MATERIAL FOR THIS TASK start

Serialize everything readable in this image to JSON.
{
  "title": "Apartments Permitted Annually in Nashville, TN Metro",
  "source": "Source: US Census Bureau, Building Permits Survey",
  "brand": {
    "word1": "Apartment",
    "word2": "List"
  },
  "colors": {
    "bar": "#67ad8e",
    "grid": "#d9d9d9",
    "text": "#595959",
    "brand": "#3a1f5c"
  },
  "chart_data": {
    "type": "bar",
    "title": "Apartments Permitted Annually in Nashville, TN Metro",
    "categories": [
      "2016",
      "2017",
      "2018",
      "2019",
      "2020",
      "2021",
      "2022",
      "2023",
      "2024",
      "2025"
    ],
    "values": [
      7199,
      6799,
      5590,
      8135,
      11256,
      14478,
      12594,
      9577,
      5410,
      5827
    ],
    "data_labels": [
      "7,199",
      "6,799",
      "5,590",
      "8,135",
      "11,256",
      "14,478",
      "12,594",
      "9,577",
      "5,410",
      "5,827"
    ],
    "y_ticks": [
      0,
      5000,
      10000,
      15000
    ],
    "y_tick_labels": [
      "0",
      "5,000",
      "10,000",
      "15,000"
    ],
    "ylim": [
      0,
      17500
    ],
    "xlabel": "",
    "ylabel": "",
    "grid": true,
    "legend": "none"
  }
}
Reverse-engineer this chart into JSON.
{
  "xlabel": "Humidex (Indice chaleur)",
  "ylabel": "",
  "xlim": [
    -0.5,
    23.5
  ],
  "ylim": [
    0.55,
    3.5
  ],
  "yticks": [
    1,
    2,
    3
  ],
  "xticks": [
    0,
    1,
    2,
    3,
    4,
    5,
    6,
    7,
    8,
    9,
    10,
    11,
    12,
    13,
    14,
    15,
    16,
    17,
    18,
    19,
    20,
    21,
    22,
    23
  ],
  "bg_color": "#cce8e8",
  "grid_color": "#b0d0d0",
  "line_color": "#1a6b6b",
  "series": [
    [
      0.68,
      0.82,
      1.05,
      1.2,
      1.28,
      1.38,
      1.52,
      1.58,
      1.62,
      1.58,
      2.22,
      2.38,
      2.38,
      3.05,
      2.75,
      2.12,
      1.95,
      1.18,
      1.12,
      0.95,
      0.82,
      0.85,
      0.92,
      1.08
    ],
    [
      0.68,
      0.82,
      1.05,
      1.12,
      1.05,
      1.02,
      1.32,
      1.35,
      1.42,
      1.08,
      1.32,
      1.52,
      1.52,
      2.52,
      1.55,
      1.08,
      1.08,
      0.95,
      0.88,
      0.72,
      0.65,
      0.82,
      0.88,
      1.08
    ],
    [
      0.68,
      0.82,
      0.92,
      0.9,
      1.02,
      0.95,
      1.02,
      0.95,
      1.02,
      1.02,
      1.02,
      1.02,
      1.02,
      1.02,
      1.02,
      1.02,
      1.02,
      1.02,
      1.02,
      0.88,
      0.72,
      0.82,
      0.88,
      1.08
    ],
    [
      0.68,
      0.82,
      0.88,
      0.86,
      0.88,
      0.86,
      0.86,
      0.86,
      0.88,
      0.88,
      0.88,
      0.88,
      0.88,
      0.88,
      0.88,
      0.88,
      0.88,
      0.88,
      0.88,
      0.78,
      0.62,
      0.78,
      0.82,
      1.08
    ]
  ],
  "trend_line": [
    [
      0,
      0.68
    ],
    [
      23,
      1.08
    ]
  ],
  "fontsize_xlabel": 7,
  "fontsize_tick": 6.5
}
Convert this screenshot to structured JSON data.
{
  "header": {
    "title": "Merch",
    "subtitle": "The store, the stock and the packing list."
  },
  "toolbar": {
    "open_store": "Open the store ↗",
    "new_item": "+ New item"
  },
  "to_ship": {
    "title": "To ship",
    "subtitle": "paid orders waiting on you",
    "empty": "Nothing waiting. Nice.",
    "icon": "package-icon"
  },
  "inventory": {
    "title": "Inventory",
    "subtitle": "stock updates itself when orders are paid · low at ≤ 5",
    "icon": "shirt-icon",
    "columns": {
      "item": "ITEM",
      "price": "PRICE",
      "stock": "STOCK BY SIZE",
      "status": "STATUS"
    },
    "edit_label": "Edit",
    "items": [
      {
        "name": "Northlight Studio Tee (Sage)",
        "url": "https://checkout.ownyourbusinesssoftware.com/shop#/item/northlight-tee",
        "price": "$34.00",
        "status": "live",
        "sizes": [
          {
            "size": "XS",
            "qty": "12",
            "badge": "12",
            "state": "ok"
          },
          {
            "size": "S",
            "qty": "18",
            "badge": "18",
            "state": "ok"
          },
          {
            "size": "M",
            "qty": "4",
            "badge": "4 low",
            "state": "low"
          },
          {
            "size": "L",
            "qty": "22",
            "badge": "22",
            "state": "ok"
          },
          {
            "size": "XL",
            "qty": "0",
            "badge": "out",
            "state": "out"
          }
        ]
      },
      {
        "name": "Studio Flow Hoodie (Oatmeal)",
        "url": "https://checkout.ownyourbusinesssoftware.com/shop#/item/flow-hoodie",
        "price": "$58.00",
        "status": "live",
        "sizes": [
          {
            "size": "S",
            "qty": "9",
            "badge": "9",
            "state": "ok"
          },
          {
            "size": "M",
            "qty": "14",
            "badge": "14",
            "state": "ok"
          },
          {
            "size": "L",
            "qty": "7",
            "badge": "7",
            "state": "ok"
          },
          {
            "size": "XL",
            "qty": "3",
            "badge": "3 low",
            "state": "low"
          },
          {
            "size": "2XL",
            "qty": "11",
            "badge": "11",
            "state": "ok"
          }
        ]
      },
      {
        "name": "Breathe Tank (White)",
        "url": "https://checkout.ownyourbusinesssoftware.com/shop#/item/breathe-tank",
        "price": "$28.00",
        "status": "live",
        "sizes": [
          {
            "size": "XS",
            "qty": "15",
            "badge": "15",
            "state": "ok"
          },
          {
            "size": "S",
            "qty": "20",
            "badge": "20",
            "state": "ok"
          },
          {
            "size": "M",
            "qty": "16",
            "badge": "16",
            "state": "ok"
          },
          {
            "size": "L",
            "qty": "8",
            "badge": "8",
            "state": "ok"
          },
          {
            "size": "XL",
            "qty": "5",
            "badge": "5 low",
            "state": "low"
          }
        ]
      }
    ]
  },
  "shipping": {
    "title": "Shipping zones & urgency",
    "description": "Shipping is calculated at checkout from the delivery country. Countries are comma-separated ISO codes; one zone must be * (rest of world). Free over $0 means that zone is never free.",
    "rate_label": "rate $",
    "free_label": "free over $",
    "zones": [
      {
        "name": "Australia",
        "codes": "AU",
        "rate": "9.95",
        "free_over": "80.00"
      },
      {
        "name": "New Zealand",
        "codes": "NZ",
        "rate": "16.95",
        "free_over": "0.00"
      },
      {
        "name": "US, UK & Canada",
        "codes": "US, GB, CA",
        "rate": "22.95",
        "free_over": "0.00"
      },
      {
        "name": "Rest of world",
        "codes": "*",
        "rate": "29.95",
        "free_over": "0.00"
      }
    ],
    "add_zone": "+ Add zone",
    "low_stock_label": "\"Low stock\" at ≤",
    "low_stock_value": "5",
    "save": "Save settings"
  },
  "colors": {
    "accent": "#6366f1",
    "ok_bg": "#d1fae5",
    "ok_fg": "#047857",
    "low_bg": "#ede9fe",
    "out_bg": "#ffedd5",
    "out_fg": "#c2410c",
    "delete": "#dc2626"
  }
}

MATERIAL FOR THIS TASK end

* **DO THIS**
Transcribe all entries exactly as they are given.

* **PROBLEM SOLUTION**
Serialize everything readable in this image to JSON.
{
  "title": "Apartments Permitted Annually in Nashville, TN Metro",
  "source": "Source: US Census Bureau, Building Permits Survey",
  "brand": {
    "word1": "Apartment",
    "word2": "List"
  },
  "colors": {
    "bar": "#67ad8e",
    "grid": "#d9d9d9",
    "text": "#595959",
    "brand": "#3a1f5c"
  },
  "chart_data": {
    "type": "bar",
    "title": "Apartments Permitted Annually in Nashville, TN Metro",
    "categories": [
      "2016",
      "2017",
      "2018",
      "2019",
      "2020",
      "2021",
      "2022",
      "2023",
      "2024",
      "2025"
    ],
    "values": [
      7199,
      6799,
      5590,
      8135,
      11256,
      14478,
      12594,
      9577,
      5410,
      5827
    ],
    "data_labels": [
      "7,199",
      "6,799",
      "5,590",
      "8,135",
      "11,256",
      "14,478",
      "12,594",
      "9,577",
      "5,410",
      "5,827"
    ],
    "y_ticks": [
      0,
      5000,
      10000,
      15000
    ],
    "y_tick_labels": [
      "0",
      "5,000",
      "10,000",
      "15,000"
    ],
    "ylim": [
      0,
      17500
    ],
    "xlabel": "",
    "ylabel": "",
    "grid": true,
    "legend": "none"
  }
}
Reverse-engineer this chart into JSON.
{
  "xlabel": "Humidex (Indice chaleur)",
  "ylabel": "",
  "xlim": [
    -0.5,
    23.5
  ],
  "ylim": [
    0.55,
    3.5
  ],
  "yticks": [
    1,
    2,
    3
  ],
  "xticks": [
    0,
    1,
    2,
    3,
    4,
    5,
    6,
    7,
    8,
    9,
    10,
    11,
    12,
    13,
    14,
    15,
    16,
    17,
    18,
    19,
    20,
    21,
    22,
    23
  ],
  "bg_color": "#cce8e8",
  "grid_color": "#b0d0d0",
  "line_color": "#1a6b6b",
  "series": [
    [
      0.68,
      0.82,
      1.05,
      1.2,
      1.28,
      1.38,
      1.52,
      1.58,
      1.62,
      1.58,
      2.22,
      2.38,
      2.38,
      3.05,
      2.75,
      2.12,
      1.95,
      1.18,
      1.12,
      0.95,
      0.82,
      0.85,
      0.92,
      1.08
    ],
    [
      0.68,
      0.82,
      1.05,
      1.12,
      1.05,
      1.02,
      1.32,
      1.35,
      1.42,
      1.08,
      1.32,
      1.52,
      1.52,
      2.52,
      1.55,
      1.08,
      1.08,
      0.95,
      0.88,
      0.72,
      0.65,
      0.82,
      0.88,
      1.08
    ],
    [
      0.68,
      0.82,
      0.92,
      0.9,
      1.02,
      0.95,
      1.02,
      0.95,
      1.02,
      1.02,
      1.02,
      1.02,
      1.02,
      1.02,
      1.02,
      1.02,
      1.02,
      1.02,
      1.02,
      0.88,
      0.72,
      0.82,
      0.88,
      1.08
    ],
    [
      0.68,
      0.82,
      0.88,
      0.86,
      0.88,
      0.86,
      0.86,
      0.86,
      0.88,
      0.88,
      0.88,
      0.88,
      0.88,
      0.88,
      0.88,
      0.88,
      0.88,
      0.88,
      0.88,
      0.78,
      0.62,
      0.78,
      0.82,
      1.08
    ]
  ],
  "trend_line": [
    [
      0,
      0.68
    ],
    [
      23,
      1.08
    ]
  ],
  "fontsize_xlabel": 7,
  "fontsize_tick": 6.5
}
Convert this screenshot to structured JSON data.
{
  "header": {
    "title": "Merch",
    "subtitle": "The store, the stock and the packing list."
  },
  "toolbar": {
    "open_store": "Open the store ↗",
    "new_item": "+ New item"
  },
  "to_ship": {
    "title": "To ship",
    "subtitle": "paid orders waiting on you",
    "empty": "Nothing waiting. Nice.",
    "icon": "package-icon"
  },
  "inventory": {
    "title": "Inventory",
    "subtitle": "stock updates itself when orders are paid · low at ≤ 5",
    "icon": "shirt-icon",
    "columns": {
      "item": "ITEM",
      "price": "PRICE",
      "stock": "STOCK BY SIZE",
      "status": "STATUS"
    },
    "edit_label": "Edit",
    "items": [
      {
        "name": "Northlight Studio Tee (Sage)",
        "url": "https://checkout.ownyourbusinesssoftware.com/shop#/item/northlight-tee",
        "price": "$34.00",
        "status": "live",
        "sizes": [
          {
            "size": "XS",
            "qty": "12",
            "badge": "12",
            "state": "ok"
          },
          {
            "size": "S",
            "qty": "18",
            "badge": "18",
            "state": "ok"
          },
          {
            "size": "M",
            "qty": "4",
            "badge": "4 low",
            "state": "low"
          },
          {
            "size": "L",
            "qty": "22",
            "badge": "22",
            "state": "ok"
          },
          {
            "size": "XL",
            "qty": "0",
            "badge": "out",
            "state": "out"
          }
        ]
      },
      {
        "name": "Studio Flow Hoodie (Oatmeal)",
        "url": "https://checkout.ownyourbusinesssoftware.com/shop#/item/flow-hoodie",
        "price": "$58.00",
        "status": "live",
        "sizes": [
          {
            "size": "S",
            "qty": "9",
            "badge": "9",
            "state": "ok"
          },
          {
            "size": "M",
            "qty": "14",
            "badge": "14",
            "state": "ok"
          },
          {
            "size": "L",
            "qty": "7",
            "badge": "7",
            "state": "ok"
          },
          {
            "size": "XL",
            "qty": "3",
            "badge": "3 low",
            "state": "low"
          },
          {
            "size": "2XL",
            "qty": "11",
            "badge": "11",
            "state": "ok"
          }
        ]
      },
      {
        "name": "Breathe Tank (White)",
        "url": "https://checkout.ownyourbusinesssoftware.com/shop#/item/breathe-tank",
        "price": "$28.00",
        "status": "live",
        "sizes": [
          {
            "size": "XS",
            "qty": "15",
            "badge": "15",
            "state": "ok"
          },
          {
            "size": "S",
            "qty": "20",
            "badge": "20",
            "state": "ok"
          },
          {
            "size": "M",
            "qty": "16",
            "badge": "16",
            "state": "ok"
          },
          {
            "size": "L",
            "qty": "8",
            "badge": "8",
            "state": "ok"
          },
          {
            "size": "XL",
            "qty": "5",
            "badge": "5 low",
            "state": "low"
          }
        ]
      }
    ]
  },
  "shipping": {
    "title": "Shipping zones & urgency",
    "description": "Shipping is calculated at checkout from the delivery country. Countries are comma-separated ISO codes; one zone must be * (rest of world). Free over $0 means that zone is never free.",
    "rate_label": "rate $",
    "free_label": "free over $",
    "zones": [
      {
        "name": "Australia",
        "codes": "AU",
        "rate": "9.95",
        "free_over": "80.00"
      },
      {
        "name": "New Zealand",
        "codes": "NZ",
        "rate": "16.95",
        "free_over": "0.00"
      },
      {
        "name": "US, UK & Canada",
        "codes": "US, GB, CA",
        "rate": "22.95",
        "free_over": "0.00"
      },
      {
        "name": "Rest of world",
        "codes": "*",
        "rate": "29.95",
        "free_over": "0.00"
      }
    ],
    "add_zone": "+ Add zone",
    "low_stock_label": "\"Low stock\" at ≤",
    "low_stock_value": "5",
    "save": "Save settings"
  },
  "colors": {
    "accent": "#6366f1",
    "ok_bg": "#d1fae5",
    "ok_fg": "#047857",
    "low_bg": "#ede9fe",
    "out_bg": "#ffedd5",
    "out_fg": "#c2410c",
    "delete": "#dc2626"
  }
}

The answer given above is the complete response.